Problem description: Everything from the line that contains "Extract all readable text from this page." through the final line of the records should be written out exactly, and nothing outside that span.

--- start of Task inputs ---

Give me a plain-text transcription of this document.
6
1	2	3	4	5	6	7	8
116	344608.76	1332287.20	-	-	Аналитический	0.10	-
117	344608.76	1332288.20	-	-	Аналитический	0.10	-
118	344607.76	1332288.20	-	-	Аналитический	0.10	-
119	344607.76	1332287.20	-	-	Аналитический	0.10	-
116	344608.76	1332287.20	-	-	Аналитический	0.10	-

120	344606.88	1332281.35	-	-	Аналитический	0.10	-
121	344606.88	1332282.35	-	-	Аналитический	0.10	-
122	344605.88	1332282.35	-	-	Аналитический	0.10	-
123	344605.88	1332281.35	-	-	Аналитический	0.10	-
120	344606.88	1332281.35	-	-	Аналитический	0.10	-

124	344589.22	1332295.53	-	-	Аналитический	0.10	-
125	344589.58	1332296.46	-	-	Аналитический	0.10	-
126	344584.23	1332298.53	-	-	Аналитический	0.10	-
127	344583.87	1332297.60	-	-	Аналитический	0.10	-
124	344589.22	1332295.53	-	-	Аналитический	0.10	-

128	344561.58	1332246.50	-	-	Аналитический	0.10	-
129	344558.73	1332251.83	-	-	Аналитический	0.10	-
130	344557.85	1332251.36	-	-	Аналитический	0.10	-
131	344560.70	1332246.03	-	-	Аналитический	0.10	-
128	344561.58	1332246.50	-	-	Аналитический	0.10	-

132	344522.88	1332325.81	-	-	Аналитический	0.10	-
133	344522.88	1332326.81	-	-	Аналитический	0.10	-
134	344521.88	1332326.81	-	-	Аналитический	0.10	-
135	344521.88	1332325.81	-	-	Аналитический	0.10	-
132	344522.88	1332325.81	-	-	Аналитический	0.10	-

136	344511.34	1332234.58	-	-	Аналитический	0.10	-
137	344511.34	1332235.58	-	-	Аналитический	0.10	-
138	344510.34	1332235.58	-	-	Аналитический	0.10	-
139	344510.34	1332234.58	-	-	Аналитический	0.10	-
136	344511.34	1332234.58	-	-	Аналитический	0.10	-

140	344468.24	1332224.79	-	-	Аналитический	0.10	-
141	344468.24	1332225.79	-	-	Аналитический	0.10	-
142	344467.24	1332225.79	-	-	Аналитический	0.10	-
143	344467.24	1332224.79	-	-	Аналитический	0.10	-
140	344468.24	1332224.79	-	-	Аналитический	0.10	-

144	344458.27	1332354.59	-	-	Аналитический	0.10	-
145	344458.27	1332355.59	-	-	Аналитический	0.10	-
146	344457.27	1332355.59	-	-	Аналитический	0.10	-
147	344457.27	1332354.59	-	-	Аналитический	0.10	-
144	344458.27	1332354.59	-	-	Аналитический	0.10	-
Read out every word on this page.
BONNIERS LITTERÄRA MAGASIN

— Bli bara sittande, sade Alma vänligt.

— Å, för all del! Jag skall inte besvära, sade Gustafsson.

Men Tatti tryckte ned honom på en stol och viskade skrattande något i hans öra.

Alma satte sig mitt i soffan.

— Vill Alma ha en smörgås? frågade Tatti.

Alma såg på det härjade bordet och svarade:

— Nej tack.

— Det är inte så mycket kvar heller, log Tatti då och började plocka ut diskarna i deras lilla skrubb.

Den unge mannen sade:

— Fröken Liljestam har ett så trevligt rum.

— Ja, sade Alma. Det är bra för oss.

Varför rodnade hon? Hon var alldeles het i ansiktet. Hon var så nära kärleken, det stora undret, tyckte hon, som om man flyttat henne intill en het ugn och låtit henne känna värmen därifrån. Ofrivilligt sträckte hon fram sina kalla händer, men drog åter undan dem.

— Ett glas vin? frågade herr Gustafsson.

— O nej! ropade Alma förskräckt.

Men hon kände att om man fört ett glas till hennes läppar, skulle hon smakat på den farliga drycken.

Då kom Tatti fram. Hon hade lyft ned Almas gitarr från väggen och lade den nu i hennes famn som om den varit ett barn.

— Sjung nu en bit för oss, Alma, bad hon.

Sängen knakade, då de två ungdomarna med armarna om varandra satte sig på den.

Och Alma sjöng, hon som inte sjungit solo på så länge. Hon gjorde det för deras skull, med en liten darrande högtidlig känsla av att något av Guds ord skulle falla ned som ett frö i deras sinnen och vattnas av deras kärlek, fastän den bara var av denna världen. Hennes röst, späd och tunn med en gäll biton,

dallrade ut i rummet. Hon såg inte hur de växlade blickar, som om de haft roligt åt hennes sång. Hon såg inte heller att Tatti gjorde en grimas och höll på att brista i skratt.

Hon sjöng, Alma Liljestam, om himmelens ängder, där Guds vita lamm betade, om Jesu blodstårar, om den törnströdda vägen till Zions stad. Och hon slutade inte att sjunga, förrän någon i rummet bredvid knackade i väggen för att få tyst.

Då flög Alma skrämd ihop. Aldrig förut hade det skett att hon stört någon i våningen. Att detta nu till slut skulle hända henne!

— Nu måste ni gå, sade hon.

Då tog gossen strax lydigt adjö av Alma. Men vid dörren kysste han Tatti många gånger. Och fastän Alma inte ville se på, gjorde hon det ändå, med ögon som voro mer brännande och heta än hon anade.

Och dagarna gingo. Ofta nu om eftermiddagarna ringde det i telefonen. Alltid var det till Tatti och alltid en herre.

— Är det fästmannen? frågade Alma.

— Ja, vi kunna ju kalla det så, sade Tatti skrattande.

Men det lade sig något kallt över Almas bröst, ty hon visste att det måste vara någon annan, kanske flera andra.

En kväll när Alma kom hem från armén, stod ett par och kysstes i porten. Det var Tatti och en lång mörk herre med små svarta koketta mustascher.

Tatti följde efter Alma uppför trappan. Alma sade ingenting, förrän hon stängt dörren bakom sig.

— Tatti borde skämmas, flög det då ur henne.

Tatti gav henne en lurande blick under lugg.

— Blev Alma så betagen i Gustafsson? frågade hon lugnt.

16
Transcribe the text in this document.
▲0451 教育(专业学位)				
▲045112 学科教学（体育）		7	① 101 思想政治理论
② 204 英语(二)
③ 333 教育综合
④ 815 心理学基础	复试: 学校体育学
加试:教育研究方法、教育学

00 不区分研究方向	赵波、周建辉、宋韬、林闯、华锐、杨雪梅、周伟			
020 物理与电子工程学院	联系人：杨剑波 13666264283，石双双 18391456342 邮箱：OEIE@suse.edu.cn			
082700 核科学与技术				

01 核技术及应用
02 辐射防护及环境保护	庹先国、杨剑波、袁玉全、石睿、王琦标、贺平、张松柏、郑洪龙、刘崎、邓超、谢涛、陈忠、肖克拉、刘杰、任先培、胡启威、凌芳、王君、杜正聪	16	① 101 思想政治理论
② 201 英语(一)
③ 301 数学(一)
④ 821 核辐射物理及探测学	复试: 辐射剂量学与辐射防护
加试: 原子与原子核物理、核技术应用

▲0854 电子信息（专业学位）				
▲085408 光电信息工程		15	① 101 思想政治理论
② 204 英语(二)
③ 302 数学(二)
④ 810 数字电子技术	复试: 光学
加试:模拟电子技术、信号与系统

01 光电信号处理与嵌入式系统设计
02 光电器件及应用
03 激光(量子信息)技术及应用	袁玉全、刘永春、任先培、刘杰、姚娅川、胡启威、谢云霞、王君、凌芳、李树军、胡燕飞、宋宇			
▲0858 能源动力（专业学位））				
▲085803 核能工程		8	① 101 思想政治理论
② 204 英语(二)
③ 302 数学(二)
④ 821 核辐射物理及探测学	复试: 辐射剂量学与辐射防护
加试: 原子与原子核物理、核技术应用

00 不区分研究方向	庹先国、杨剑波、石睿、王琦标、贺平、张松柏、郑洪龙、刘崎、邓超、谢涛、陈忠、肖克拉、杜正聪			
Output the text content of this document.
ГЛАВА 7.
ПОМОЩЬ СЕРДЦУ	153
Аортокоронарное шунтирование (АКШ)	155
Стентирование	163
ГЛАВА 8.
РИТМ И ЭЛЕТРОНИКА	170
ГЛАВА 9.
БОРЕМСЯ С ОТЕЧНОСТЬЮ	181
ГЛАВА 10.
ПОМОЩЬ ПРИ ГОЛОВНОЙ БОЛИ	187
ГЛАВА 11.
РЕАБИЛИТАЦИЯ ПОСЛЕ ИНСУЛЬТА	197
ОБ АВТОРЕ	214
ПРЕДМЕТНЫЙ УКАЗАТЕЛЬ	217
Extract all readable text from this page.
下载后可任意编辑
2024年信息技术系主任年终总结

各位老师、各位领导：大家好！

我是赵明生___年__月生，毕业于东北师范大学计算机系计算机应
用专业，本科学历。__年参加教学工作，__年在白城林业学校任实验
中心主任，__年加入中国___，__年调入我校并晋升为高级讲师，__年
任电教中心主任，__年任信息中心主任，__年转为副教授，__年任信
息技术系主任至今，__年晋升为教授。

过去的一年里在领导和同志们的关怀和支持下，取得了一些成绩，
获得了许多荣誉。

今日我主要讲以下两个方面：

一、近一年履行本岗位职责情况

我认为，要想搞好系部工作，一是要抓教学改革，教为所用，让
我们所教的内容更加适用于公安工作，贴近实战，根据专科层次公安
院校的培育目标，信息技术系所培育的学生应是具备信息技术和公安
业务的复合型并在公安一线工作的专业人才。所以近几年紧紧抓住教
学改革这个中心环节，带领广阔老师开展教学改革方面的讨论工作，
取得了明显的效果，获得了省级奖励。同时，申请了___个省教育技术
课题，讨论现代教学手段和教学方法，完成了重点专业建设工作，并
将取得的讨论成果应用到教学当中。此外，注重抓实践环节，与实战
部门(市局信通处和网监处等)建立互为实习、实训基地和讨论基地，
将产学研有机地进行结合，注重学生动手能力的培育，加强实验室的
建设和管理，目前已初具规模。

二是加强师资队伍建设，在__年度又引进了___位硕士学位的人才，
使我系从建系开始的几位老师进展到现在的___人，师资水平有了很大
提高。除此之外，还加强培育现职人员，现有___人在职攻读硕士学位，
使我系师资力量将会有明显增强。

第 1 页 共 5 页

--- end of Task inputs ---

Result of this exercise:
Extract all readable text from this page.
下载后可任意编辑
2024年信息技术系主任年终总结

各位老师、各位领导：大家好！

我是赵明生___年__月生，毕业于东北师范大学计算机系计算机应
用专业，本科学历。__年参加教学工作，__年在白城林业学校任实验
中心主任，__年加入中国___，__年调入我校并晋升为高级讲师，__年
任电教中心主任，__年任信息中心主任，__年转为副教授，__年任信
息技术系主任至今，__年晋升为教授。

过去的一年里在领导和同志们的关怀和支持下，取得了一些成绩，
获得了许多荣誉。

今日我主要讲以下两个方面：

一、近一年履行本岗位职责情况

我认为，要想搞好系部工作，一是要抓教学改革，教为所用，让
我们所教的内容更加适用于公安工作，贴近实战，根据专科层次公安
院校的培育目标，信息技术系所培育的学生应是具备信息技术和公安
业务的复合型并在公安一线工作的专业人才。所以近几年紧紧抓住教
学改革这个中心环节，带领广阔老师开展教学改革方面的讨论工作，
取得了明显的效果，获得了省级奖励。同时，申请了___个省教育技术
课题，讨论现代教学手段和教学方法，完成了重点专业建设工作，并
将取得的讨论成果应用到教学当中。此外，注重抓实践环节，与实战
部门(市局信通处和网监处等)建立互为实习、实训基地和讨论基地，
将产学研有机地进行结合，注重学生动手能力的培育，加强实验室的
建设和管理，目前已初具规模。

二是加强师资队伍建设，在__年度又引进了___位硕士学位的人才，
使我系从建系开始的几位老师进展到现在的___人，师资水平有了很大
提高。除此之外，还加强培育现职人员，现有___人在职攻读硕士学位，
使我系师资力量将会有明显增强。

第 1 页 共 5 页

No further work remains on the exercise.